Task details -> Search the listing for the string "color" and copy every line that contains it.

The data ->
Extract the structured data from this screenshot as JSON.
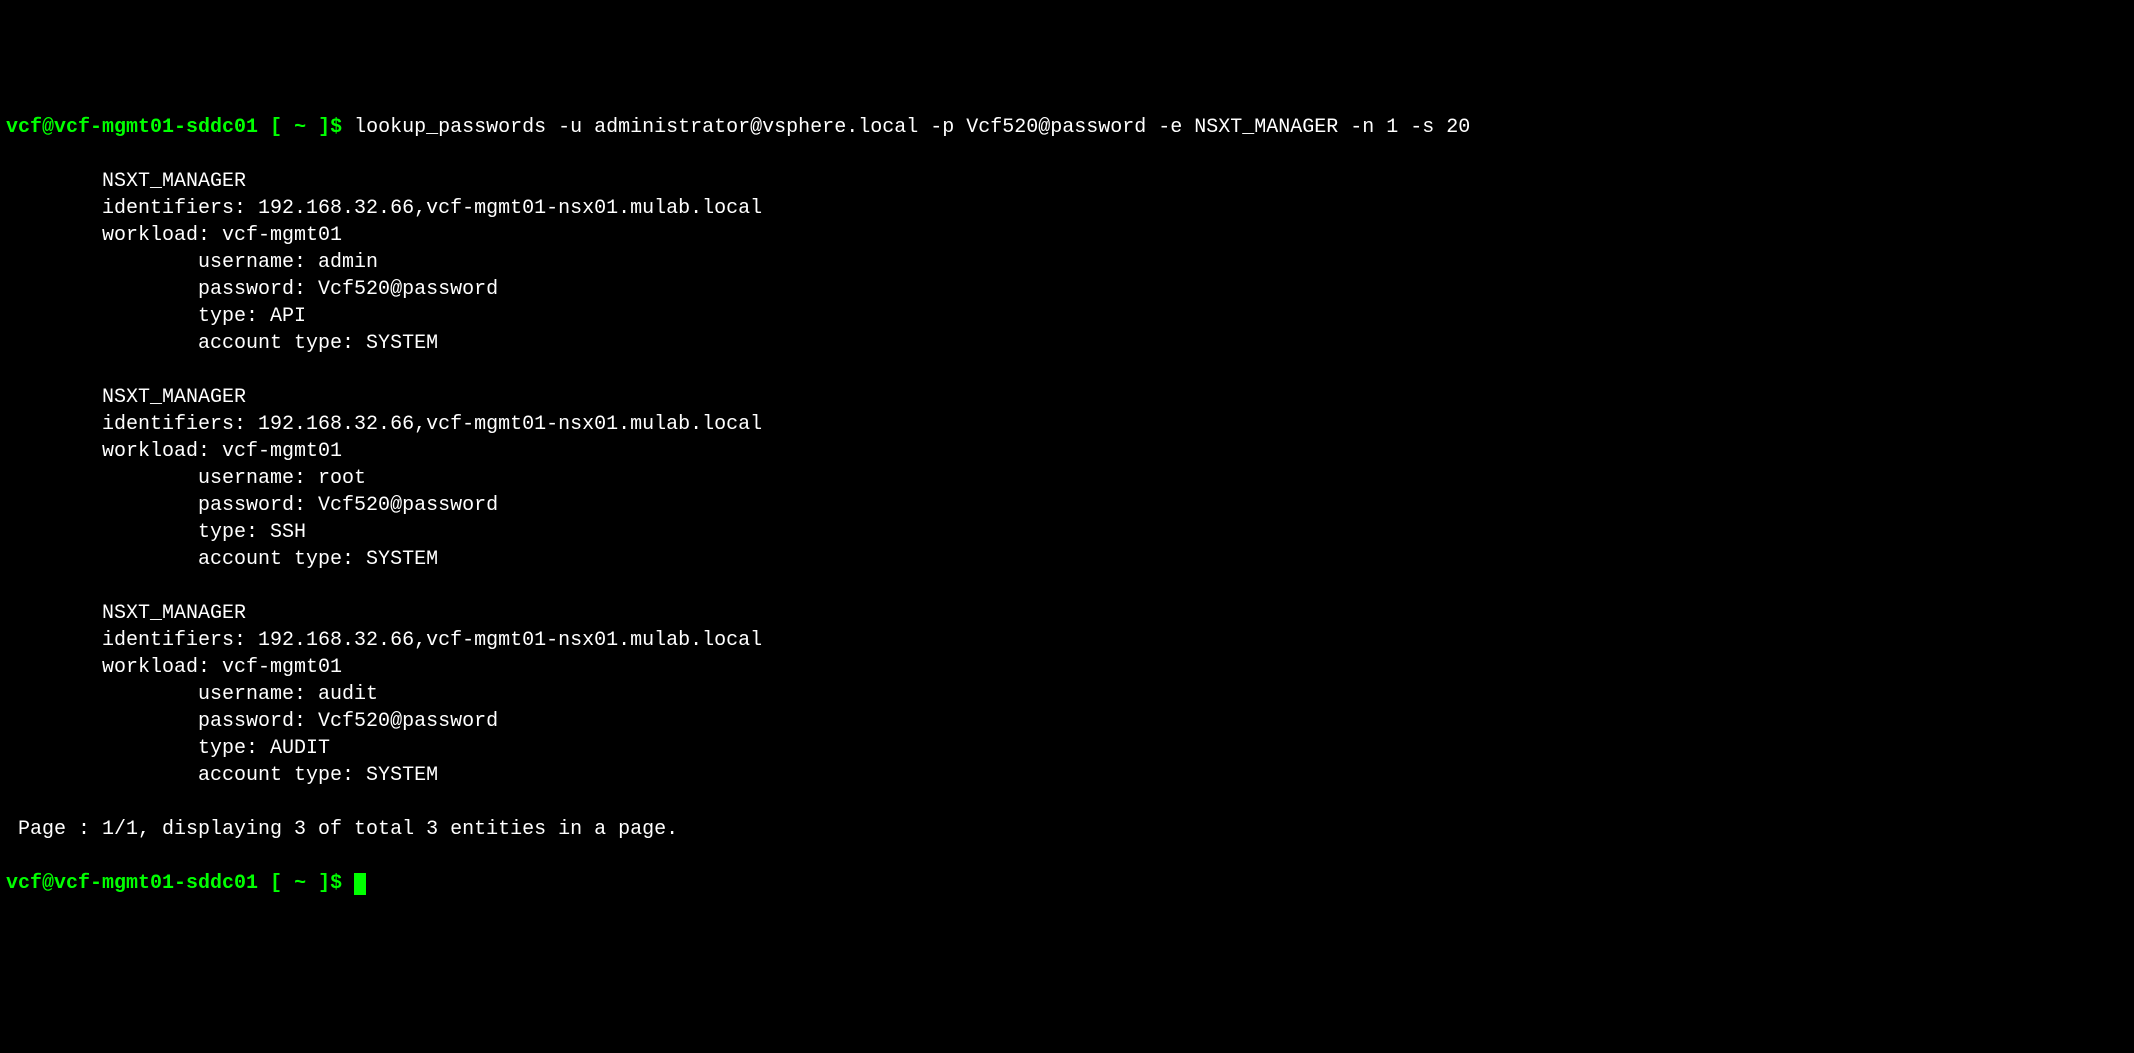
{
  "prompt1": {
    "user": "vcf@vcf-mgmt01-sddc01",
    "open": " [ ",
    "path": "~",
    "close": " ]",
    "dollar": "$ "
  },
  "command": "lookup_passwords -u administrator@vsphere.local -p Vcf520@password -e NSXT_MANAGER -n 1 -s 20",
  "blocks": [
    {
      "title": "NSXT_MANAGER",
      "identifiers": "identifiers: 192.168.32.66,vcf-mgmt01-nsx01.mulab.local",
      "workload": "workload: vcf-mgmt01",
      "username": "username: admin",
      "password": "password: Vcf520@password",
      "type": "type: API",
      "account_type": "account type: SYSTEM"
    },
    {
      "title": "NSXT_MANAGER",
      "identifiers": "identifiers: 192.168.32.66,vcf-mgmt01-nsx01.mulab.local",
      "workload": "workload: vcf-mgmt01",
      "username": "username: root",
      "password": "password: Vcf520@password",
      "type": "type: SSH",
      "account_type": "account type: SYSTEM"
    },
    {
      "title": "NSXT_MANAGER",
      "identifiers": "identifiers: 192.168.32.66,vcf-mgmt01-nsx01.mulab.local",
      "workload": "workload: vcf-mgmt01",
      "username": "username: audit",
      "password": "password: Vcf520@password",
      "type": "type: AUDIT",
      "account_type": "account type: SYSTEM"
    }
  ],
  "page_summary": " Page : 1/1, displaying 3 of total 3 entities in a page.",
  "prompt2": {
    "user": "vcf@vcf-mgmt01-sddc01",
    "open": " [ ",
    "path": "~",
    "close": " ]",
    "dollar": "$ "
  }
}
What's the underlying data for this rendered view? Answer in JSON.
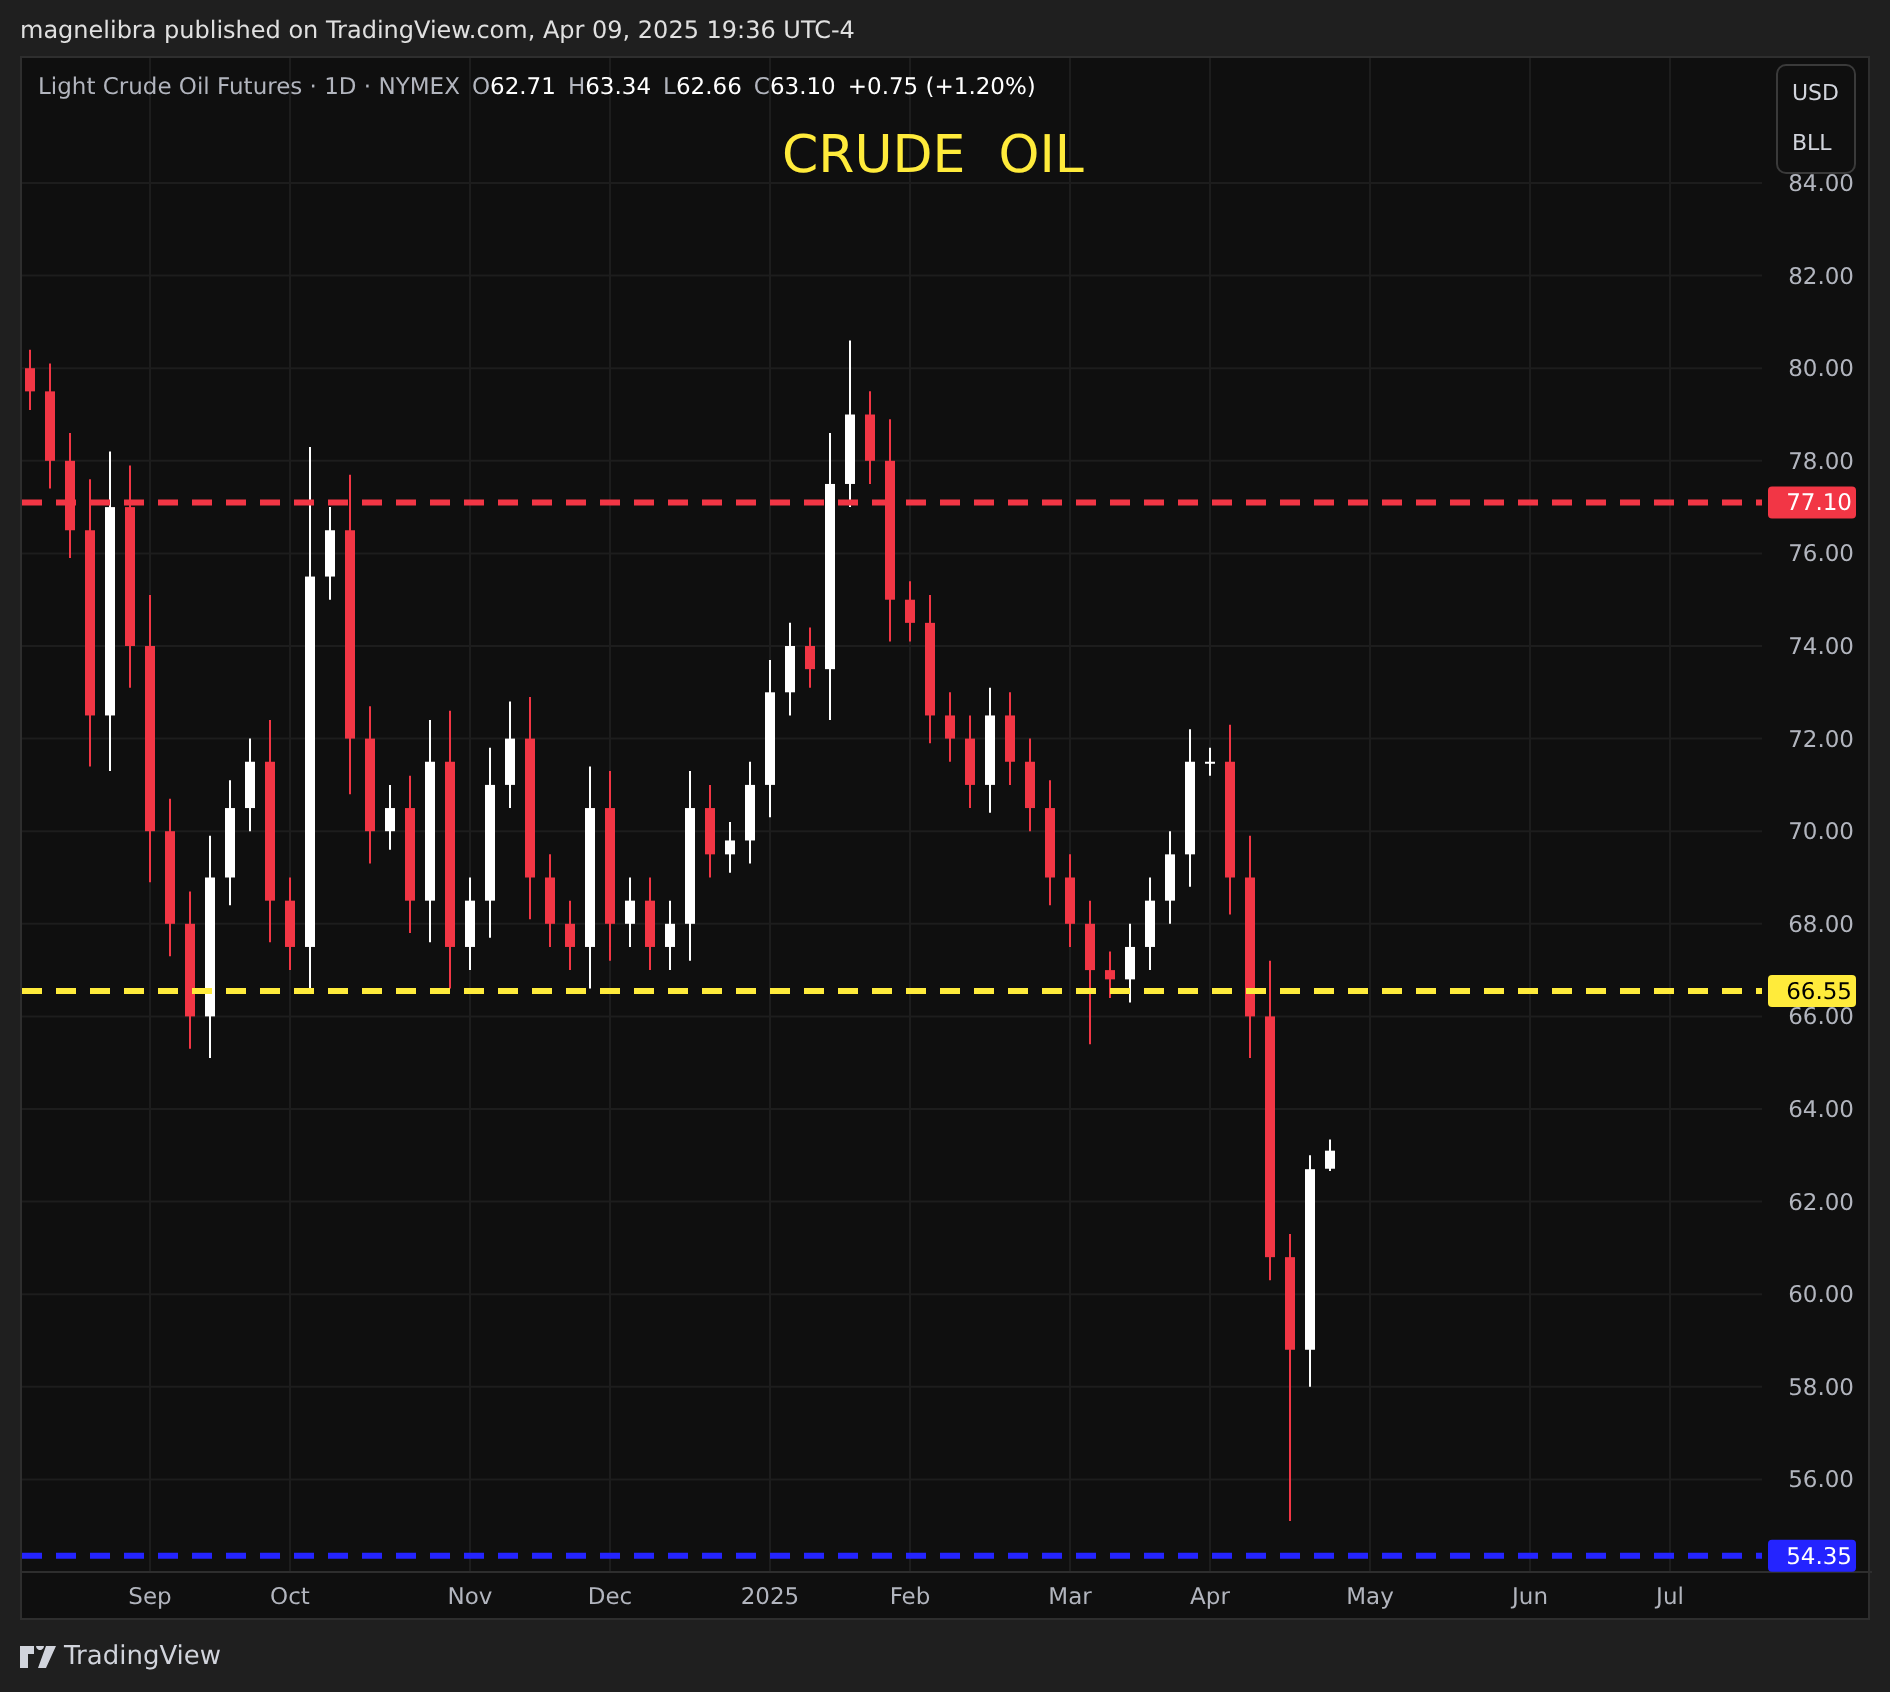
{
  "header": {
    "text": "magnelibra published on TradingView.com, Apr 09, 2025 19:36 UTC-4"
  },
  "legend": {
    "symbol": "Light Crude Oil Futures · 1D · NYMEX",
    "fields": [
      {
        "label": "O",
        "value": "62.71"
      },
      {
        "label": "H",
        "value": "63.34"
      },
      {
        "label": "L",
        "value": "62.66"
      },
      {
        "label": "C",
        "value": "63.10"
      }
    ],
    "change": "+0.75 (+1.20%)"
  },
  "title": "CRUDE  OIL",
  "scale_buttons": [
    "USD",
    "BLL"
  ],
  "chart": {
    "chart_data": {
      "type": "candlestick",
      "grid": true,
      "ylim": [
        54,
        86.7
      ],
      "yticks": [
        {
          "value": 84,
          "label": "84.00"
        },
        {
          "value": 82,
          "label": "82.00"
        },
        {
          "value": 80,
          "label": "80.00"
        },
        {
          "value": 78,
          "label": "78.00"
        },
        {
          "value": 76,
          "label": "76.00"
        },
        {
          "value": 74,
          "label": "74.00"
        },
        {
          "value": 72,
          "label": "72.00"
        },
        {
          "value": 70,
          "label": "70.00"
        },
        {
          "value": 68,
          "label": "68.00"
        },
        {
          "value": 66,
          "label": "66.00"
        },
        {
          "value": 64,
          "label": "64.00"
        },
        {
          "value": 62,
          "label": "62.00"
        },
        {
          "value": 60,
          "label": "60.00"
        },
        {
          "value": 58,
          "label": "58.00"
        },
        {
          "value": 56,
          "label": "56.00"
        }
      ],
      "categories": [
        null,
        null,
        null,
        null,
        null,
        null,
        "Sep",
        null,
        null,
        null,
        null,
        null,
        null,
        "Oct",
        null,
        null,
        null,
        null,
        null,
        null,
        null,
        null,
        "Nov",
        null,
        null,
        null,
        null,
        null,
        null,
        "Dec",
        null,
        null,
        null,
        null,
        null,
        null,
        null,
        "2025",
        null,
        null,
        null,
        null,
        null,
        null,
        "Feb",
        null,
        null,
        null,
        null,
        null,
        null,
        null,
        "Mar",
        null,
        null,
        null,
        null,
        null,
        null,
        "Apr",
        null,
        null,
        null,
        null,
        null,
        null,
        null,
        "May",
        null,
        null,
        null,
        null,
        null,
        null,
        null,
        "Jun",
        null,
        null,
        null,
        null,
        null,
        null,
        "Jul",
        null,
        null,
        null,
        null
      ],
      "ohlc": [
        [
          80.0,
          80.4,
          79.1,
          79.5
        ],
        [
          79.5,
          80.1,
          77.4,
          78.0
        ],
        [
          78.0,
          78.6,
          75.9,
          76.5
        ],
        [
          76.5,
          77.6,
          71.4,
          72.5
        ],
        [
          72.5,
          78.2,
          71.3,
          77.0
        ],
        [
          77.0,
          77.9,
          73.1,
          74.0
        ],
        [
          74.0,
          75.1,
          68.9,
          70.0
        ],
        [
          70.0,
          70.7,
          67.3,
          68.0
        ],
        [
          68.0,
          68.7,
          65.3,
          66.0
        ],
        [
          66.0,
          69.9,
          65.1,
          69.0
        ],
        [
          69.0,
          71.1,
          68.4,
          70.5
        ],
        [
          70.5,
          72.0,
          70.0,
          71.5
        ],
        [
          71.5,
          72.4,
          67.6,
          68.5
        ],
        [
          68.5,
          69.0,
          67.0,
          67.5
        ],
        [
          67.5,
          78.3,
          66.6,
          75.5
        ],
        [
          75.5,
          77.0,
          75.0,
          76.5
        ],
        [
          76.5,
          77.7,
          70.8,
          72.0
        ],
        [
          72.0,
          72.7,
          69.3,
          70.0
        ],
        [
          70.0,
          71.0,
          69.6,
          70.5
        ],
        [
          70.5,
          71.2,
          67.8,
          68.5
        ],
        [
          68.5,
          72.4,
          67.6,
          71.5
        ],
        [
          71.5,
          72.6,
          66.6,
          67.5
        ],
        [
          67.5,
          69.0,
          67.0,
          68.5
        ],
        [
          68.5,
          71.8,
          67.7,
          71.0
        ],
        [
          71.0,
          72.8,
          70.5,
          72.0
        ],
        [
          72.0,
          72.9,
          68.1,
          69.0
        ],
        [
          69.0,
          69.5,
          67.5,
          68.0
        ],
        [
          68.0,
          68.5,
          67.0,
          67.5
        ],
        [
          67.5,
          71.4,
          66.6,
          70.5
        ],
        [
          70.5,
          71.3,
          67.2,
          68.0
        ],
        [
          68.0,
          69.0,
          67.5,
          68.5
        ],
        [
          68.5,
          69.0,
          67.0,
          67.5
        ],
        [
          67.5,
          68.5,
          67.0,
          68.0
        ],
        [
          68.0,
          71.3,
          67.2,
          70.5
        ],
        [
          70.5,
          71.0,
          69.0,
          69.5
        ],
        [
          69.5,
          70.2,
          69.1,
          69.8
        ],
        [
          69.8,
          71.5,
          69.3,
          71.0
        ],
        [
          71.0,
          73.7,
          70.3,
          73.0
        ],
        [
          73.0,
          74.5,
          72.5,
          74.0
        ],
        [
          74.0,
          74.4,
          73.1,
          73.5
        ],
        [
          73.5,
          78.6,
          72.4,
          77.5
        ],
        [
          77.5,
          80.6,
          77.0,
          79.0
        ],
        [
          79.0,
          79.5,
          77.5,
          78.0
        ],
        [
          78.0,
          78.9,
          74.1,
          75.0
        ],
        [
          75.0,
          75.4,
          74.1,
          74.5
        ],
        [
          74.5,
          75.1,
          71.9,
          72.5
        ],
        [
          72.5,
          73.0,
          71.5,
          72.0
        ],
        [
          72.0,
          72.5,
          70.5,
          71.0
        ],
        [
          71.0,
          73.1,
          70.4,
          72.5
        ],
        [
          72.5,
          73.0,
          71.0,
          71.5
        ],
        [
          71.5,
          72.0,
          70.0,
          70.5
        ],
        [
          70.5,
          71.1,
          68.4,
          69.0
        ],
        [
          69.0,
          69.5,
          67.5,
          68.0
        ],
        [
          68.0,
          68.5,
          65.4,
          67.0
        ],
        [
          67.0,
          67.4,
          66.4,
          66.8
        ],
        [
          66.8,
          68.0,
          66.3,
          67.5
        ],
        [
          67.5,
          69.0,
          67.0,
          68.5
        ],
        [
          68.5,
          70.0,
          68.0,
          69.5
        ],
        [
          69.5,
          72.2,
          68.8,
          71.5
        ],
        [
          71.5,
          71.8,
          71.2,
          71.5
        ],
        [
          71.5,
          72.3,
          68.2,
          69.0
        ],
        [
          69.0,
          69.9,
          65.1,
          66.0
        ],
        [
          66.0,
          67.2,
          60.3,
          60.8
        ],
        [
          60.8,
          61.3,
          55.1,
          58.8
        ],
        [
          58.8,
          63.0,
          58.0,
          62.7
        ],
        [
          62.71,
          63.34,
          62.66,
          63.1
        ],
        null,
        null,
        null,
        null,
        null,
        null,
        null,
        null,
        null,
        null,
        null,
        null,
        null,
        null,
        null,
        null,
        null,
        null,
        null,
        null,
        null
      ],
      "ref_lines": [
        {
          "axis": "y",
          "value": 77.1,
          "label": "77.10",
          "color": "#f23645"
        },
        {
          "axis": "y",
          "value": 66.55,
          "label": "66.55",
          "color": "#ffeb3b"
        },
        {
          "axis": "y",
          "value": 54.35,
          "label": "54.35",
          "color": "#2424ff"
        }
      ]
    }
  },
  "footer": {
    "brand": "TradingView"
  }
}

Solution to this problem ->
          "color": "#f23645"
          "color": "#ffeb3b"
          "color": "#2424ff"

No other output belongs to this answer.